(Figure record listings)
□ □ □

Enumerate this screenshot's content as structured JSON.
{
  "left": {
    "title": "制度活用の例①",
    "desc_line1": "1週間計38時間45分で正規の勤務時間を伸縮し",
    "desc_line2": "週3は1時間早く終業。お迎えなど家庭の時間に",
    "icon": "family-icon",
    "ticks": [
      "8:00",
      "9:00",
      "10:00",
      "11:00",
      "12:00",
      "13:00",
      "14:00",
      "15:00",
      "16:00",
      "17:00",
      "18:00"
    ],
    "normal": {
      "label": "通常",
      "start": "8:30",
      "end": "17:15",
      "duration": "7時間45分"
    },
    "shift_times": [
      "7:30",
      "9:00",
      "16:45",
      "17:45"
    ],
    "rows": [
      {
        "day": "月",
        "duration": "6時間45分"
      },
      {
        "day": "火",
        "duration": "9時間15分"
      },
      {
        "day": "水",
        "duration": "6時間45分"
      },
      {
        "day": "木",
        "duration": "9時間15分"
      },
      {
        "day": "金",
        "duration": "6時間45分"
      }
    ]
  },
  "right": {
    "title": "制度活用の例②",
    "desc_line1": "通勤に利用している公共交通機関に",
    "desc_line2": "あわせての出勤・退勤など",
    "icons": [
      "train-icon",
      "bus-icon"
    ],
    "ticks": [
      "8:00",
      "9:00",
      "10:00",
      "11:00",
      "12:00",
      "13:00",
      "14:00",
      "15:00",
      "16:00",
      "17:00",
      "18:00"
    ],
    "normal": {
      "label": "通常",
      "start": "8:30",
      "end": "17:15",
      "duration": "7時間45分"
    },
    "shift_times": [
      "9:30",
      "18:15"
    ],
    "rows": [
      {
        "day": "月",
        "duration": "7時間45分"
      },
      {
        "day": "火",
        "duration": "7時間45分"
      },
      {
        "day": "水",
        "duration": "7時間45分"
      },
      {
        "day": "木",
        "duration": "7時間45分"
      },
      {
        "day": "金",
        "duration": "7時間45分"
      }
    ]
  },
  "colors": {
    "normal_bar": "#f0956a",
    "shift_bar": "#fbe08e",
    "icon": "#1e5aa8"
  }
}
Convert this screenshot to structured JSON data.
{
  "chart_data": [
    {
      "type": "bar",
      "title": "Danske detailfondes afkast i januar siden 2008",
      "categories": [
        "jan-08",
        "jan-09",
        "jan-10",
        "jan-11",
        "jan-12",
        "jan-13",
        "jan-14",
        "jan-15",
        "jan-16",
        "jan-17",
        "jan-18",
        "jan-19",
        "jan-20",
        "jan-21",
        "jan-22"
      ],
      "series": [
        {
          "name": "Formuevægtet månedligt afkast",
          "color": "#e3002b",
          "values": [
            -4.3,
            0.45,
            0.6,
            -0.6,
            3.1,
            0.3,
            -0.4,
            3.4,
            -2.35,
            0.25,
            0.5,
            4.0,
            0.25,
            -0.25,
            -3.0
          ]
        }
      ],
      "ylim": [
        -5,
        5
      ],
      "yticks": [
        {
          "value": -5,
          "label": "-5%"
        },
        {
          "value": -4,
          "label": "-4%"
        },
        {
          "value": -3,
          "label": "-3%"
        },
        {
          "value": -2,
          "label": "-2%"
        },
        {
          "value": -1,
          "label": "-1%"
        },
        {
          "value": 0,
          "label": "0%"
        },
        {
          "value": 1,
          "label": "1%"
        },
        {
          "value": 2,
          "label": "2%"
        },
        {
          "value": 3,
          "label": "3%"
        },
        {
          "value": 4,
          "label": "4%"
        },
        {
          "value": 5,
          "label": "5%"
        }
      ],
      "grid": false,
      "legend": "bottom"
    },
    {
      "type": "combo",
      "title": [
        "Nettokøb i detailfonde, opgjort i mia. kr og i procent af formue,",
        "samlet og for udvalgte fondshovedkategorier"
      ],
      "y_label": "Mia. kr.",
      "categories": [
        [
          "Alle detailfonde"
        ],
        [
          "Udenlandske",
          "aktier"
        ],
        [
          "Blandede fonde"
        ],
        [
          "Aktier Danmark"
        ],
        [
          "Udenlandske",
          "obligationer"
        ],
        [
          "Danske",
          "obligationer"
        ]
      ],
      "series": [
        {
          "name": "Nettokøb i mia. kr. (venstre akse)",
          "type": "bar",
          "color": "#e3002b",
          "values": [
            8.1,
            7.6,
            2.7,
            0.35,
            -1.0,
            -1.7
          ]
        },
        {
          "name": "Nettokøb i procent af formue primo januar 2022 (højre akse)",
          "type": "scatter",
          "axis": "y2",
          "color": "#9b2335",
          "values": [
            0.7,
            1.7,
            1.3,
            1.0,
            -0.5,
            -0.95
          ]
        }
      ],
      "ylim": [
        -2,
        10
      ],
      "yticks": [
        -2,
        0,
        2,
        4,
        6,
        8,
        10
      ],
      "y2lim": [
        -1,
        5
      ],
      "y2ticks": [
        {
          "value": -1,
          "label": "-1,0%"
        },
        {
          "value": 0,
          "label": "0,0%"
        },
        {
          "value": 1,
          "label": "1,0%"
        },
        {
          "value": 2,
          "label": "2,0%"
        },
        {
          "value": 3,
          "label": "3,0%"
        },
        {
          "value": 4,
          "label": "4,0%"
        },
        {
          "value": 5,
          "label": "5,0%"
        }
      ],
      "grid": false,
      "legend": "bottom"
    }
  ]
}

□ □ □

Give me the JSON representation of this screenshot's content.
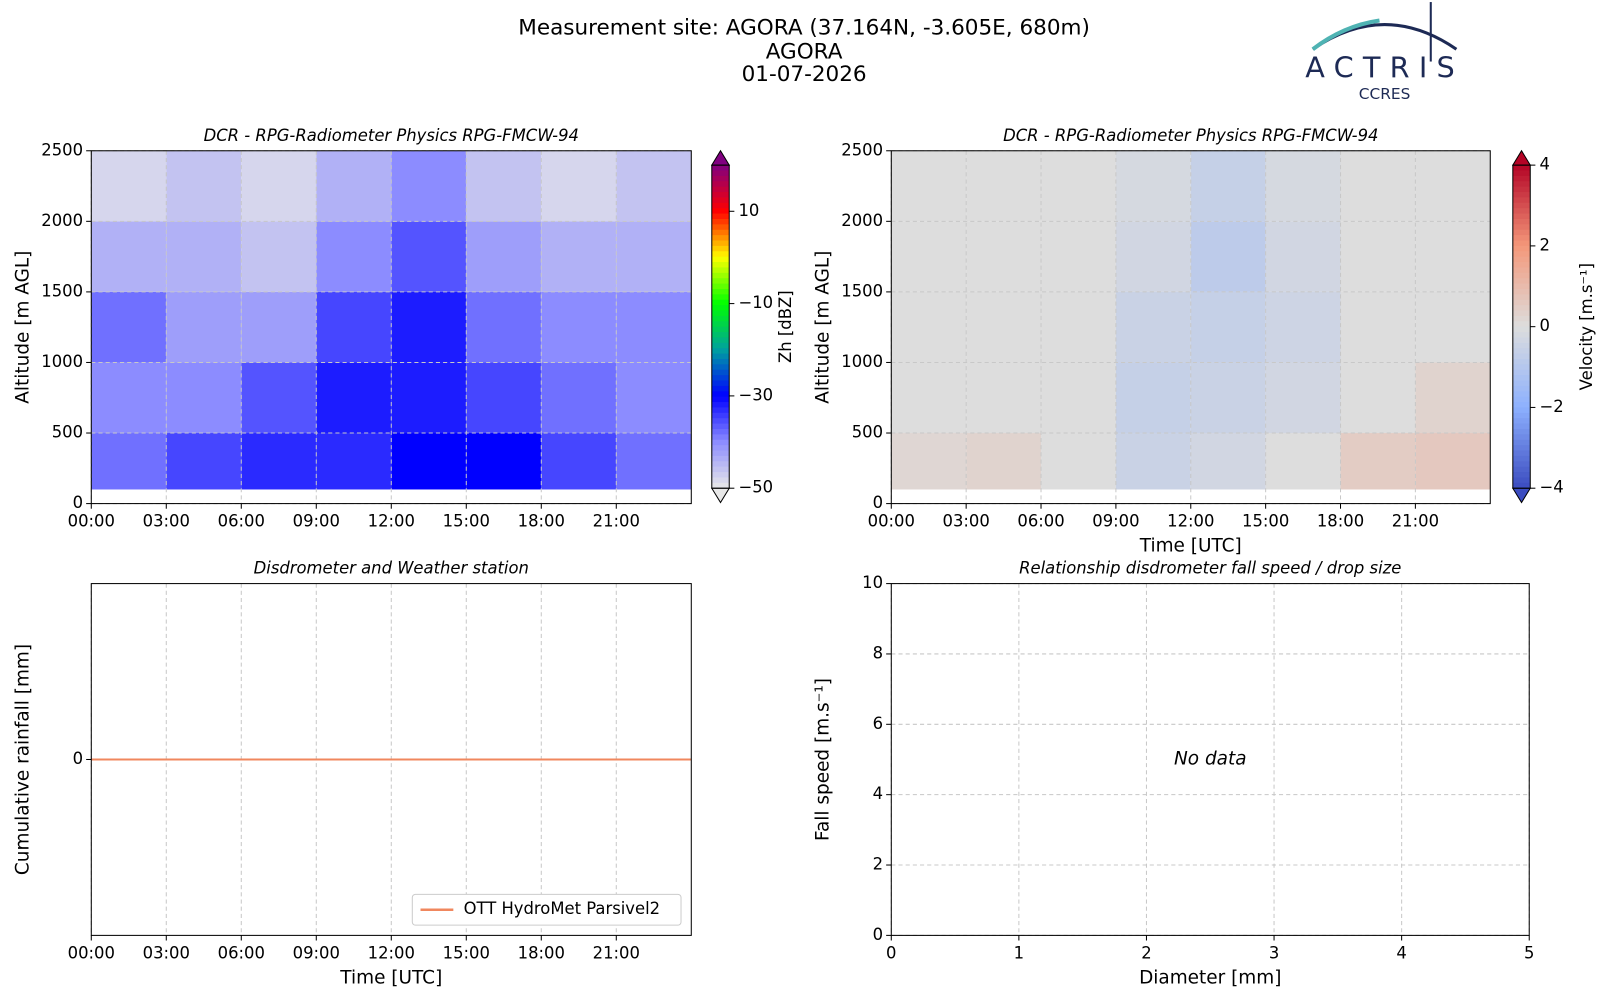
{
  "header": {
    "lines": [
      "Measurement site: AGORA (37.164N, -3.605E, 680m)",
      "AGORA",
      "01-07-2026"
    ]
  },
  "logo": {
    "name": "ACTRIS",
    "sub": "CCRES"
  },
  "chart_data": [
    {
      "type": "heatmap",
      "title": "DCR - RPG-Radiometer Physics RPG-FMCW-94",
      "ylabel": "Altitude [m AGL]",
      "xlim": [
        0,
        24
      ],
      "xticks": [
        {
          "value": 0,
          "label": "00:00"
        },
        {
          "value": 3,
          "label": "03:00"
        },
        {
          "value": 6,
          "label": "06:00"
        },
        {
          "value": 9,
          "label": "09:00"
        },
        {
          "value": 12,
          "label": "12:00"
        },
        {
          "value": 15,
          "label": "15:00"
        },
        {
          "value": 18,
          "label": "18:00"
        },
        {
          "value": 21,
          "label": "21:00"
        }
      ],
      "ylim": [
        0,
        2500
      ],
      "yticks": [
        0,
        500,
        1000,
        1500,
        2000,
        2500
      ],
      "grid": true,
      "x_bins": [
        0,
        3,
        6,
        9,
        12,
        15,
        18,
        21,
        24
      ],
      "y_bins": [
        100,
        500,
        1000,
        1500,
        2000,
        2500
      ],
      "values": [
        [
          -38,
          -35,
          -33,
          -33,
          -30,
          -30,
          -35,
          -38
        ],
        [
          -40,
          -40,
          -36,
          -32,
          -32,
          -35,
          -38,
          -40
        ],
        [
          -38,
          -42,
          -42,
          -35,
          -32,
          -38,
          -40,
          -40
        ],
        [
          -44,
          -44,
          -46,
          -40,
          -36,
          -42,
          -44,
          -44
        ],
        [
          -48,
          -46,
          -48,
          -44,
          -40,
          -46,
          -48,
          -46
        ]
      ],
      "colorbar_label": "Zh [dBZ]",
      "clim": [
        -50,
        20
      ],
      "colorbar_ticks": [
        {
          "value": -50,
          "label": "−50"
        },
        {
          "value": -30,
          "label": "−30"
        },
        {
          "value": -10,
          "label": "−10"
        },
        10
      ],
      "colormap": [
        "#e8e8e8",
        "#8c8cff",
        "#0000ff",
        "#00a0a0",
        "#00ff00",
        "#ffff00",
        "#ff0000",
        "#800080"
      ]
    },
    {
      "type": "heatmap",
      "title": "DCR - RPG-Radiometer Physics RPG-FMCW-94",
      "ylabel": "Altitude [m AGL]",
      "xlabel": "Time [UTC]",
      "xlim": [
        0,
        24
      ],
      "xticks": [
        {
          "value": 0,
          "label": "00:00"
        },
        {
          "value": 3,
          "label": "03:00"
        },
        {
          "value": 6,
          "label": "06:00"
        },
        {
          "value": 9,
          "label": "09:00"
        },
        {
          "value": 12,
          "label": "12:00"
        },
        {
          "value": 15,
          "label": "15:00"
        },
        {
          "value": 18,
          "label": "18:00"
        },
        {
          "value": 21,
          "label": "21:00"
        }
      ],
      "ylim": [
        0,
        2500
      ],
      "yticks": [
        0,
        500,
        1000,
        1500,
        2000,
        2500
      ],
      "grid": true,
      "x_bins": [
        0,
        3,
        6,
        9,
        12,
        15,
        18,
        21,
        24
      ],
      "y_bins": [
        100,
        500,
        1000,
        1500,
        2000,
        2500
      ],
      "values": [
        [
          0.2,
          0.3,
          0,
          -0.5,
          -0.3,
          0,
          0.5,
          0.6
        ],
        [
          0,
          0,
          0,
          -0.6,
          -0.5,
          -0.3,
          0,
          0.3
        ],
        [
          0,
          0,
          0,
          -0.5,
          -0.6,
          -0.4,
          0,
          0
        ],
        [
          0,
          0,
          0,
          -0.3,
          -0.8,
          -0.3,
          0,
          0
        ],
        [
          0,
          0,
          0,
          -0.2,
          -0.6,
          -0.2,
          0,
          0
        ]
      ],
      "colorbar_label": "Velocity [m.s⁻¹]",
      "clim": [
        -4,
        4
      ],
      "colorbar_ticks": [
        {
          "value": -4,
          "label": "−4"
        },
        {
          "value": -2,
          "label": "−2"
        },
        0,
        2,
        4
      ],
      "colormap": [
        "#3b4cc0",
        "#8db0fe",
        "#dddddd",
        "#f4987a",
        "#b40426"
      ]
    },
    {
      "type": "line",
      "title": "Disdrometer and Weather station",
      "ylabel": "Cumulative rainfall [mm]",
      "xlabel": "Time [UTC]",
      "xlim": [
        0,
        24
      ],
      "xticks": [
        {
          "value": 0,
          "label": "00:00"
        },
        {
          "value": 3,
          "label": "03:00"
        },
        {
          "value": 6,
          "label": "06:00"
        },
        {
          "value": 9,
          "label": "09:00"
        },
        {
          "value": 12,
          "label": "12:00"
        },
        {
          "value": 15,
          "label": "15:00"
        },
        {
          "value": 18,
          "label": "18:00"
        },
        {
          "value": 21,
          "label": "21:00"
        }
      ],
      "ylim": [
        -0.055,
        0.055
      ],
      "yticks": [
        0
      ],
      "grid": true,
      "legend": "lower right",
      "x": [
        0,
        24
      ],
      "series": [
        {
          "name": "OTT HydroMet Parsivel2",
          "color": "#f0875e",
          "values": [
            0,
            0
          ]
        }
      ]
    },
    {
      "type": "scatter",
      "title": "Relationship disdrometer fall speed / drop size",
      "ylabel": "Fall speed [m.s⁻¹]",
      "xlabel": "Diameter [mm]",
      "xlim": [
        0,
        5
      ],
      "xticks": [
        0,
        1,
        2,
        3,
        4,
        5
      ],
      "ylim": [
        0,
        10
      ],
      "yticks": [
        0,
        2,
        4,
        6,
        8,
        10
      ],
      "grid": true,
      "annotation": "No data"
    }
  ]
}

□ □ □

*TASK INSTRUCTIONS*. How many lines of the listing above include the word "this"? Reply with the number alone.

*EXERCISE RESULT*. 3